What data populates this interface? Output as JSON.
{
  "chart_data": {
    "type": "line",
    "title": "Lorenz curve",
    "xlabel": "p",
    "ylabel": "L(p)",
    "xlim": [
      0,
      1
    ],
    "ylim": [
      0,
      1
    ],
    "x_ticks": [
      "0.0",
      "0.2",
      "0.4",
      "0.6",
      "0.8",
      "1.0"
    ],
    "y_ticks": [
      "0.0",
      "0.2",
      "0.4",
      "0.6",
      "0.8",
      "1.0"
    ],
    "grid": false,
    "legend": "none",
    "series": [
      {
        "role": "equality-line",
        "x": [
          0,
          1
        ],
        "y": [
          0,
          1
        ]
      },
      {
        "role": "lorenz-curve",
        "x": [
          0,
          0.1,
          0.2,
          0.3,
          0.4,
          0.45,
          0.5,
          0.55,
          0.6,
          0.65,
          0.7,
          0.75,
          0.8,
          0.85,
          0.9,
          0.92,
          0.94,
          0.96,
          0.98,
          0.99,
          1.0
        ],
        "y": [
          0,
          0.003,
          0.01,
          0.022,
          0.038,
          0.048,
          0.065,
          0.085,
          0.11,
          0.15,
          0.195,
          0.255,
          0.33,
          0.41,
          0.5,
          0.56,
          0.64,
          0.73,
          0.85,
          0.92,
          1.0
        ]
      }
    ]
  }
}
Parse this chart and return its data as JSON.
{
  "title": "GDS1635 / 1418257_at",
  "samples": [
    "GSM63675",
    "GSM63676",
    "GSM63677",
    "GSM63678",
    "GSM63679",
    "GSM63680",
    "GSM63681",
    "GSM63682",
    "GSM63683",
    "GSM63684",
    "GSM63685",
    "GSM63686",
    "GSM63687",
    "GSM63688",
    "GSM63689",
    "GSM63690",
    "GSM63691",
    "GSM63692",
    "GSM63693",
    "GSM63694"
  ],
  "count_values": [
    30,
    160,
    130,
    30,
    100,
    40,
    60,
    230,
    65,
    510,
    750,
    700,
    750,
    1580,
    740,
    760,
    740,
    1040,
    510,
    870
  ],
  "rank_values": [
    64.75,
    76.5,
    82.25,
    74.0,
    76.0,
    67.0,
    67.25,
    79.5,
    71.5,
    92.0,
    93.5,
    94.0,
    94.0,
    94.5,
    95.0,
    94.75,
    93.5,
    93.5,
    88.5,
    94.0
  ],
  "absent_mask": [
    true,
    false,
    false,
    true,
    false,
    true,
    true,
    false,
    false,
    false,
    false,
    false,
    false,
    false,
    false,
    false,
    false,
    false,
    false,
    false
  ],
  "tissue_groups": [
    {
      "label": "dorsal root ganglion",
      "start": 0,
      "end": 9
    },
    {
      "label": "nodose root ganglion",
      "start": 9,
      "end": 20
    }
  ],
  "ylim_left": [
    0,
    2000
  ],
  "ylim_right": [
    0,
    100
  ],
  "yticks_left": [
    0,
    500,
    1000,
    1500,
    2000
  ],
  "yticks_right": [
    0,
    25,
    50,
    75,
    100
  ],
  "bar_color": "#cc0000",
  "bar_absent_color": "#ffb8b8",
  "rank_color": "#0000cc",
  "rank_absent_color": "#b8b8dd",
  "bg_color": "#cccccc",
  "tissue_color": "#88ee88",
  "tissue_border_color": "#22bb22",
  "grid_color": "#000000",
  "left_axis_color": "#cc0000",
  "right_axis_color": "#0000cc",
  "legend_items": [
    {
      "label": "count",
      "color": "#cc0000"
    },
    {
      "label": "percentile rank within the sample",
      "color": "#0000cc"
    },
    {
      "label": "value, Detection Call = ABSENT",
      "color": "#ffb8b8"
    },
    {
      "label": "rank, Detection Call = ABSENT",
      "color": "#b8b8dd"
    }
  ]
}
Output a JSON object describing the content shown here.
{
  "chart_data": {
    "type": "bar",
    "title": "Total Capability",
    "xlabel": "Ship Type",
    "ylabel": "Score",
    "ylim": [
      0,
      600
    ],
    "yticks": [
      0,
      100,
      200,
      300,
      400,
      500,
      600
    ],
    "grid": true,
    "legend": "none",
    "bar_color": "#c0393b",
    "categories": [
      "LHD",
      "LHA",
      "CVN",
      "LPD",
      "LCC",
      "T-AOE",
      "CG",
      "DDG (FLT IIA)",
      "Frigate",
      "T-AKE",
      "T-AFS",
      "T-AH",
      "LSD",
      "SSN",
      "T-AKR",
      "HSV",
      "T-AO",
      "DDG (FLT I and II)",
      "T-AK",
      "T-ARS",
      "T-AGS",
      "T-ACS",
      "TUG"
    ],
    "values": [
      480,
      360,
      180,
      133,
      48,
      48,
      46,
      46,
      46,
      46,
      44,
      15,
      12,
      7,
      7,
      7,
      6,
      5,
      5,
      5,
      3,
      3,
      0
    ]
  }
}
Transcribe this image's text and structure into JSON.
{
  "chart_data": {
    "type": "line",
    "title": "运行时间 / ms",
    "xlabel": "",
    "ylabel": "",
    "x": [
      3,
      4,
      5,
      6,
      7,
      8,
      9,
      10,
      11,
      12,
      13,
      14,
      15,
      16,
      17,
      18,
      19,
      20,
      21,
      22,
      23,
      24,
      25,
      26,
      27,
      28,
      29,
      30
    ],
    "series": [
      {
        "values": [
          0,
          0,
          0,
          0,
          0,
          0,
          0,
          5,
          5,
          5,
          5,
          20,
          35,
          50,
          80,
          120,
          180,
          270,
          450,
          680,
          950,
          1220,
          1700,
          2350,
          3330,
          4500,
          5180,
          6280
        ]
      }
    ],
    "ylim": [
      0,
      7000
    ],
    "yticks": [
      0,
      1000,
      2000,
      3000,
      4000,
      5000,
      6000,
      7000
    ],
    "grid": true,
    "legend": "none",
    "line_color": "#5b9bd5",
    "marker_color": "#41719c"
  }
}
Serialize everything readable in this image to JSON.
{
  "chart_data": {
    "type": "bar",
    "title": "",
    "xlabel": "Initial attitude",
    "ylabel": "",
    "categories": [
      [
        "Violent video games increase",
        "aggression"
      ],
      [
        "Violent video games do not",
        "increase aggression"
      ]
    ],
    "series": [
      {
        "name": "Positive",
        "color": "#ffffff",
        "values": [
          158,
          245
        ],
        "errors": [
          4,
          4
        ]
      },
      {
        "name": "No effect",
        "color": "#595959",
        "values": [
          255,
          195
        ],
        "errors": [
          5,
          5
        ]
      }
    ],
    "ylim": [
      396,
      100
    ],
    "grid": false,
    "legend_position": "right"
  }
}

● ● ● ● ●

WHAT TO WORK ON: Search the data for "video" and list every line in which it occurs.

FULL ANSWER:
        "Violent video games increase",
        "Violent video games do not",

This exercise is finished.